Repeat every line of the material, character for character.

Dataset excerpts |
• • •

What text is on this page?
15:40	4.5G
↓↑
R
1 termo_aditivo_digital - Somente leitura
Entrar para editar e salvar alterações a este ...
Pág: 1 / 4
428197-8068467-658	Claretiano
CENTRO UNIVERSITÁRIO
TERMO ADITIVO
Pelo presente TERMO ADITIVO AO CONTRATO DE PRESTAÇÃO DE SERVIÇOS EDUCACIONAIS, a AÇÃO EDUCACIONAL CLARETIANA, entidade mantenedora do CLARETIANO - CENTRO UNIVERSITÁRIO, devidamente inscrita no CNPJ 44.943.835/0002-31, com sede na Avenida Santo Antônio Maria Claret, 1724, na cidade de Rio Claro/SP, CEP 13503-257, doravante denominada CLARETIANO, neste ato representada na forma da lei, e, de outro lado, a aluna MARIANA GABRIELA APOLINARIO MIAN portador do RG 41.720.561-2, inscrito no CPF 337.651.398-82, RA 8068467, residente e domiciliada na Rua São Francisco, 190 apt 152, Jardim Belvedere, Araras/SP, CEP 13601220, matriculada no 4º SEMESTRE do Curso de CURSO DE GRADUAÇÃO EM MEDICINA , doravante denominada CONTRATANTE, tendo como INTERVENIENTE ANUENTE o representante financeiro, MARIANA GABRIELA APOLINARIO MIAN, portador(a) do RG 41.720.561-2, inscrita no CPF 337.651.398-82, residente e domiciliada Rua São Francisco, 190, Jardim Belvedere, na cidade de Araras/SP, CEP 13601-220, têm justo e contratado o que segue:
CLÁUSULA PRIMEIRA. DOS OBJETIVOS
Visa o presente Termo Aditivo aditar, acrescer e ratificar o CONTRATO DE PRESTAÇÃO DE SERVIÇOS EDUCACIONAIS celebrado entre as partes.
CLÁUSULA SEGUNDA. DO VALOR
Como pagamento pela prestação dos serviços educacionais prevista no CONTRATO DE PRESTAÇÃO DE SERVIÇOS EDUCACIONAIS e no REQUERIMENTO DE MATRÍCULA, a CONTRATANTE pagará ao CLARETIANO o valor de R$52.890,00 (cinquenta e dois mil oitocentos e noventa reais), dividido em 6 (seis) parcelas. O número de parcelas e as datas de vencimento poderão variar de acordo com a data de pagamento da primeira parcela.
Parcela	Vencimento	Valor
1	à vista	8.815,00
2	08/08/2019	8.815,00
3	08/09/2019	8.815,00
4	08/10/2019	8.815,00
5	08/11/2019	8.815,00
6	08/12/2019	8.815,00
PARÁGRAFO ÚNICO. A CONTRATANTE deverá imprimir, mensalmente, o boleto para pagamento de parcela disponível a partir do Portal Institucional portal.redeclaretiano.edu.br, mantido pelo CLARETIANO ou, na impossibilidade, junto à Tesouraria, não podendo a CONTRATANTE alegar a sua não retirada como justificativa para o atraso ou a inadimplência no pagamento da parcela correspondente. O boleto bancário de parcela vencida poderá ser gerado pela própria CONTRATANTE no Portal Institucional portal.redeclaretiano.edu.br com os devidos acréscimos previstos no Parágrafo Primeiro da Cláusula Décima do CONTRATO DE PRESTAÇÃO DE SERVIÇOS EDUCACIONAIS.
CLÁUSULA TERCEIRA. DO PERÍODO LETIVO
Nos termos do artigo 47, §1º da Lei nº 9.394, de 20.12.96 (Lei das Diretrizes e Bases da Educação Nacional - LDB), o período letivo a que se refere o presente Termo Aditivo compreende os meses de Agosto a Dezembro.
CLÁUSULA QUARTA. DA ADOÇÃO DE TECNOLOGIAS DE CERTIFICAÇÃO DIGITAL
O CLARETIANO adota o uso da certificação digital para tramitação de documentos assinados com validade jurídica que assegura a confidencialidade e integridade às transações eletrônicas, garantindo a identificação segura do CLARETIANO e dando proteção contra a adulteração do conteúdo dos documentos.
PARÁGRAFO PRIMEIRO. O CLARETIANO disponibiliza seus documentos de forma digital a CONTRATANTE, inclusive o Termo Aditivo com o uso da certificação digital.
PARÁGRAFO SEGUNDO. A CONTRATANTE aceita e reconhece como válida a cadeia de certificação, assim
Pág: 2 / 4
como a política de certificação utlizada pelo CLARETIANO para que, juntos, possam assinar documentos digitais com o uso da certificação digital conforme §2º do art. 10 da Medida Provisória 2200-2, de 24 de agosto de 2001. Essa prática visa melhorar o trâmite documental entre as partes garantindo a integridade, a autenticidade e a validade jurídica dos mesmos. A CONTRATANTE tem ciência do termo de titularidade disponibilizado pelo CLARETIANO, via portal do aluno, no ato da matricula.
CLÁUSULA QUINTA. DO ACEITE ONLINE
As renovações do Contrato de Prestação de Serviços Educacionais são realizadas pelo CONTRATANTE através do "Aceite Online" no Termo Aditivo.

• • •

Expected output |
What text is on this page?
15:40	4.5G
↓↑
R
1 termo_aditivo_digital - Somente leitura
Entrar para editar e salvar alterações a este ...
Pág: 1 / 4
428197-8068467-658	Claretiano
CENTRO UNIVERSITÁRIO
TERMO ADITIVO
Pelo presente TERMO ADITIVO AO CONTRATO DE PRESTAÇÃO DE SERVIÇOS EDUCACIONAIS, a AÇÃO EDUCACIONAL CLARETIANA, entidade mantenedora do CLARETIANO - CENTRO UNIVERSITÁRIO, devidamente inscrita no CNPJ 44.943.835/0002-31, com sede na Avenida Santo Antônio Maria Claret, 1724, na cidade de Rio Claro/SP, CEP 13503-257, doravante denominada CLARETIANO, neste ato representada na forma da lei, e, de outro lado, a aluna MARIANA GABRIELA APOLINARIO MIAN portador do RG 41.720.561-2, inscrito no CPF 337.651.398-82, RA 8068467, residente e domiciliada na Rua São Francisco, 190 apt 152, Jardim Belvedere, Araras/SP, CEP 13601220, matriculada no 4º SEMESTRE do Curso de CURSO DE GRADUAÇÃO EM MEDICINA , doravante denominada CONTRATANTE, tendo como INTERVENIENTE ANUENTE o representante financeiro, MARIANA GABRIELA APOLINARIO MIAN, portador(a) do RG 41.720.561-2, inscrita no CPF 337.651.398-82, residente e domiciliada Rua São Francisco, 190, Jardim Belvedere, na cidade de Araras/SP, CEP 13601-220, têm justo e contratado o que segue:
CLÁUSULA PRIMEIRA. DOS OBJETIVOS
Visa o presente Termo Aditivo aditar, acrescer e ratificar o CONTRATO DE PRESTAÇÃO DE SERVIÇOS EDUCACIONAIS celebrado entre as partes.
CLÁUSULA SEGUNDA. DO VALOR
Como pagamento pela prestação dos serviços educacionais prevista no CONTRATO DE PRESTAÇÃO DE SERVIÇOS EDUCACIONAIS e no REQUERIMENTO DE MATRÍCULA, a CONTRATANTE pagará ao CLARETIANO o valor de R$52.890,00 (cinquenta e dois mil oitocentos e noventa reais), dividido em 6 (seis) parcelas. O número de parcelas e as datas de vencimento poderão variar de acordo com a data de pagamento da primeira parcela.
Parcela	Vencimento	Valor
1	à vista	8.815,00
2	08/08/2019	8.815,00
3	08/09/2019	8.815,00
4	08/10/2019	8.815,00
5	08/11/2019	8.815,00
6	08/12/2019	8.815,00
PARÁGRAFO ÚNICO. A CONTRATANTE deverá imprimir, mensalmente, o boleto para pagamento de parcela disponível a partir do Portal Institucional portal.redeclaretiano.edu.br, mantido pelo CLARETIANO ou, na impossibilidade, junto à Tesouraria, não podendo a CONTRATANTE alegar a sua não retirada como justificativa para o atraso ou a inadimplência no pagamento da parcela correspondente. O boleto bancário de parcela vencida poderá ser gerado pela própria CONTRATANTE no Portal Institucional portal.redeclaretiano.edu.br com os devidos acréscimos previstos no Parágrafo Primeiro da Cláusula Décima do CONTRATO DE PRESTAÇÃO DE SERVIÇOS EDUCACIONAIS.
CLÁUSULA TERCEIRA. DO PERÍODO LETIVO
Nos termos do artigo 47, §1º da Lei nº 9.394, de 20.12.96 (Lei das Diretrizes e Bases da Educação Nacional - LDB), o período letivo a que se refere o presente Termo Aditivo compreende os meses de Agosto a Dezembro.
CLÁUSULA QUARTA. DA ADOÇÃO DE TECNOLOGIAS DE CERTIFICAÇÃO DIGITAL
O CLARETIANO adota o uso da certificação digital para tramitação de documentos assinados com validade jurídica que assegura a confidencialidade e integridade às transações eletrônicas, garantindo a identificação segura do CLARETIANO e dando proteção contra a adulteração do conteúdo dos documentos.
PARÁGRAFO PRIMEIRO. O CLARETIANO disponibiliza seus documentos de forma digital a CONTRATANTE, inclusive o Termo Aditivo com o uso da certificação digital.
PARÁGRAFO SEGUNDO. A CONTRATANTE aceita e reconhece como válida a cadeia de certificação, assim
Pág: 2 / 4
como a política de certificação utlizada pelo CLARETIANO para que, juntos, possam assinar documentos digitais com o uso da certificação digital conforme §2º do art. 10 da Medida Provisória 2200-2, de 24 de agosto de 2001. Essa prática visa melhorar o trâmite documental entre as partes garantindo a integridade, a autenticidade e a validade jurídica dos mesmos. A CONTRATANTE tem ciência do termo de titularidade disponibilizado pelo CLARETIANO, via portal do aluno, no ato da matricula.
CLÁUSULA QUINTA. DO ACEITE ONLINE
As renovações do Contrato de Prestação de Serviços Educacionais são realizadas pelo CONTRATANTE através do "Aceite Online" no Termo Aditivo.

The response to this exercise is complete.